▶ [AIM]: Output every line below without omitting or altering anything.

▶ [AVAILABLE RECORDS]:
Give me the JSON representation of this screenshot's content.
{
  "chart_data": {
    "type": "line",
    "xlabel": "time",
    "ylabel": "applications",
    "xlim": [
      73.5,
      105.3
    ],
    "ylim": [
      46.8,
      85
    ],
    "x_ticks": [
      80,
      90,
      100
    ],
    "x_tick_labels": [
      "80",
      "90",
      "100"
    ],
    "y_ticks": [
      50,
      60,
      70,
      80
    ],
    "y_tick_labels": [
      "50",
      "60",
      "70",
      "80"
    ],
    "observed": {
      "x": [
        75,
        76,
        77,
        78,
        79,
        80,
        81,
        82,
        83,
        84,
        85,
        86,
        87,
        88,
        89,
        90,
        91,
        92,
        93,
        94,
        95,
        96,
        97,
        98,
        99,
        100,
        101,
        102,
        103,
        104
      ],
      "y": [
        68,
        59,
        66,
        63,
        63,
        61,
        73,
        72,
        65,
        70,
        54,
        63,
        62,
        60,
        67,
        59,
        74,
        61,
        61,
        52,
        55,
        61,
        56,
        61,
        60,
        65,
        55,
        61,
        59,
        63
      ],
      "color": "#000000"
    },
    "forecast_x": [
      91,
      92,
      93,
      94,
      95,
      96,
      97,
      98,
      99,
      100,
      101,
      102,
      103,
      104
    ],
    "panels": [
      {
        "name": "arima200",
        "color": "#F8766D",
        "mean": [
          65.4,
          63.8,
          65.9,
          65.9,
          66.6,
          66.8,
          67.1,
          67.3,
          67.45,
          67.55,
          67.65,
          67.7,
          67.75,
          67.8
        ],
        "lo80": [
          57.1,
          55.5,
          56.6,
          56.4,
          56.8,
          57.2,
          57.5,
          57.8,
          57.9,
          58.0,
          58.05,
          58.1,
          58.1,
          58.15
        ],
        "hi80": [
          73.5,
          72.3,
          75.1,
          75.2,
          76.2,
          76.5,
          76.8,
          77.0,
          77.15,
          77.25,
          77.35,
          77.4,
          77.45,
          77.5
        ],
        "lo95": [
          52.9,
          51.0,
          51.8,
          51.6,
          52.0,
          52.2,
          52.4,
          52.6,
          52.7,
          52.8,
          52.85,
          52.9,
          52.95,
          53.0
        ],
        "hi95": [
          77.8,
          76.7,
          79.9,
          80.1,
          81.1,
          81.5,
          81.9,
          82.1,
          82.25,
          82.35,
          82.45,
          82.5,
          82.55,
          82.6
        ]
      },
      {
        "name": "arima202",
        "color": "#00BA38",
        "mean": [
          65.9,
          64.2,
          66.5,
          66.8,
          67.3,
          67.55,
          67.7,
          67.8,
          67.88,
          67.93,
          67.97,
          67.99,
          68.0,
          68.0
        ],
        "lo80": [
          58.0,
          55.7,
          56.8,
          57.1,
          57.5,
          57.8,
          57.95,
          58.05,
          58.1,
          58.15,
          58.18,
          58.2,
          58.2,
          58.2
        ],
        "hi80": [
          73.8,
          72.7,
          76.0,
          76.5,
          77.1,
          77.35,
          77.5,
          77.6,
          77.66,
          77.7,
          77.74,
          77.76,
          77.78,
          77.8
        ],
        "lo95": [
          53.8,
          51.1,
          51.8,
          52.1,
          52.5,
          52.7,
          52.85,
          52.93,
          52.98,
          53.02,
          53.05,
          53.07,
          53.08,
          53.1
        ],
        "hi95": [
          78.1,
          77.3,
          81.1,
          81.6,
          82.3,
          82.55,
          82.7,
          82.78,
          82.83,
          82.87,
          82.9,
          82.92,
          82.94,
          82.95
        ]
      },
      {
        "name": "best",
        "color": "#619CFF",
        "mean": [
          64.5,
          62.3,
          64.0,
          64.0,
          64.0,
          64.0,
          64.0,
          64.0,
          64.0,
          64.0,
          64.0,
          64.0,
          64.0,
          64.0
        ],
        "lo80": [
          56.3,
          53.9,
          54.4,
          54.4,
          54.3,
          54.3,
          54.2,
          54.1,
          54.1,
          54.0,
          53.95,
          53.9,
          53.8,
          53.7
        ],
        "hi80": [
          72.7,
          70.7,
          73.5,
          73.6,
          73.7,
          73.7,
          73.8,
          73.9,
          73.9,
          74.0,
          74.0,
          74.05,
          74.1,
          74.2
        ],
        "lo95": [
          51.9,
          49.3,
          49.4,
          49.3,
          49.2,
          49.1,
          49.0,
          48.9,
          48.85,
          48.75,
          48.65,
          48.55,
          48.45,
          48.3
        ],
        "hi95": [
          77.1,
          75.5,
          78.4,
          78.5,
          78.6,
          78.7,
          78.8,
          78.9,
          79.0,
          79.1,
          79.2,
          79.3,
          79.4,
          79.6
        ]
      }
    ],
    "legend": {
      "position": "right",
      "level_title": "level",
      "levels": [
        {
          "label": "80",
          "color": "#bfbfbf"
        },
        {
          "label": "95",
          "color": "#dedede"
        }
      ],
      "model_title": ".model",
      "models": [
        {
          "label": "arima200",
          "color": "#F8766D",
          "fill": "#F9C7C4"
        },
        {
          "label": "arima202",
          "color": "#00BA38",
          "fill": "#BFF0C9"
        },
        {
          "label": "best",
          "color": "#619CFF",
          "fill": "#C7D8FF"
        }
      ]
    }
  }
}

▶ [OUTPUT FOR THIS TASK]:
Give me the JSON representation of this screenshot's content.
{
  "chart_data": {
    "type": "line",
    "xlabel": "time",
    "ylabel": "applications",
    "xlim": [
      73.5,
      105.3
    ],
    "ylim": [
      46.8,
      85
    ],
    "x_ticks": [
      80,
      90,
      100
    ],
    "x_tick_labels": [
      "80",
      "90",
      "100"
    ],
    "y_ticks": [
      50,
      60,
      70,
      80
    ],
    "y_tick_labels": [
      "50",
      "60",
      "70",
      "80"
    ],
    "observed": {
      "x": [
        75,
        76,
        77,
        78,
        79,
        80,
        81,
        82,
        83,
        84,
        85,
        86,
        87,
        88,
        89,
        90,
        91,
        92,
        93,
        94,
        95,
        96,
        97,
        98,
        99,
        100,
        101,
        102,
        103,
        104
      ],
      "y": [
        68,
        59,
        66,
        63,
        63,
        61,
        73,
        72,
        65,
        70,
        54,
        63,
        62,
        60,
        67,
        59,
        74,
        61,
        61,
        52,
        55,
        61,
        56,
        61,
        60,
        65,
        55,
        61,
        59,
        63
      ],
      "color": "#000000"
    },
    "forecast_x": [
      91,
      92,
      93,
      94,
      95,
      96,
      97,
      98,
      99,
      100,
      101,
      102,
      103,
      104
    ],
    "panels": [
      {
        "name": "arima200",
        "color": "#F8766D",
        "mean": [
          65.4,
          63.8,
          65.9,
          65.9,
          66.6,
          66.8,
          67.1,
          67.3,
          67.45,
          67.55,
          67.65,
          67.7,
          67.75,
          67.8
        ],
        "lo80": [
          57.1,
          55.5,
          56.6,
          56.4,
          56.8,
          57.2,
          57.5,
          57.8,
          57.9,
          58.0,
          58.05,
          58.1,
          58.1,
          58.15
        ],
        "hi80": [
          73.5,
          72.3,
          75.1,
          75.2,
          76.2,
          76.5,
          76.8,
          77.0,
          77.15,
          77.25,
          77.35,
          77.4,
          77.45,
          77.5
        ],
        "lo95": [
          52.9,
          51.0,
          51.8,
          51.6,
          52.0,
          52.2,
          52.4,
          52.6,
          52.7,
          52.8,
          52.85,
          52.9,
          52.95,
          53.0
        ],
        "hi95": [
          77.8,
          76.7,
          79.9,
          80.1,
          81.1,
          81.5,
          81.9,
          82.1,
          82.25,
          82.35,
          82.45,
          82.5,
          82.55,
          82.6
        ]
      },
      {
        "name": "arima202",
        "color": "#00BA38",
        "mean": [
          65.9,
          64.2,
          66.5,
          66.8,
          67.3,
          67.55,
          67.7,
          67.8,
          67.88,
          67.93,
          67.97,
          67.99,
          68.0,
          68.0
        ],
        "lo80": [
          58.0,
          55.7,
          56.8,
          57.1,
          57.5,
          57.8,
          57.95,
          58.05,
          58.1,
          58.15,
          58.18,
          58.2,
          58.2,
          58.2
        ],
        "hi80": [
          73.8,
          72.7,
          76.0,
          76.5,
          77.1,
          77.35,
          77.5,
          77.6,
          77.66,
          77.7,
          77.74,
          77.76,
          77.78,
          77.8
        ],
        "lo95": [
          53.8,
          51.1,
          51.8,
          52.1,
          52.5,
          52.7,
          52.85,
          52.93,
          52.98,
          53.02,
          53.05,
          53.07,
          53.08,
          53.1
        ],
        "hi95": [
          78.1,
          77.3,
          81.1,
          81.6,
          82.3,
          82.55,
          82.7,
          82.78,
          82.83,
          82.87,
          82.9,
          82.92,
          82.94,
          82.95
        ]
      },
      {
        "name": "best",
        "color": "#619CFF",
        "mean": [
          64.5,
          62.3,
          64.0,
          64.0,
          64.0,
          64.0,
          64.0,
          64.0,
          64.0,
          64.0,
          64.0,
          64.0,
          64.0,
          64.0
        ],
        "lo80": [
          56.3,
          53.9,
          54.4,
          54.4,
          54.3,
          54.3,
          54.2,
          54.1,
          54.1,
          54.0,
          53.95,
          53.9,
          53.8,
          53.7
        ],
        "hi80": [
          72.7,
          70.7,
          73.5,
          73.6,
          73.7,
          73.7,
          73.8,
          73.9,
          73.9,
          74.0,
          74.0,
          74.05,
          74.1,
          74.2
        ],
        "lo95": [
          51.9,
          49.3,
          49.4,
          49.3,
          49.2,
          49.1,
          49.0,
          48.9,
          48.85,
          48.75,
          48.65,
          48.55,
          48.45,
          48.3
        ],
        "hi95": [
          77.1,
          75.5,
          78.4,
          78.5,
          78.6,
          78.7,
          78.8,
          78.9,
          79.0,
          79.1,
          79.2,
          79.3,
          79.4,
          79.6
        ]
      }
    ],
    "legend": {
      "position": "right",
      "level_title": "level",
      "levels": [
        {
          "label": "80",
          "color": "#bfbfbf"
        },
        {
          "label": "95",
          "color": "#dedede"
        }
      ],
      "model_title": ".model",
      "models": [
        {
          "label": "arima200",
          "color": "#F8766D",
          "fill": "#F9C7C4"
        },
        {
          "label": "arima202",
          "color": "#00BA38",
          "fill": "#BFF0C9"
        },
        {
          "label": "best",
          "color": "#619CFF",
          "fill": "#C7D8FF"
        }
      ]
    }
  }
}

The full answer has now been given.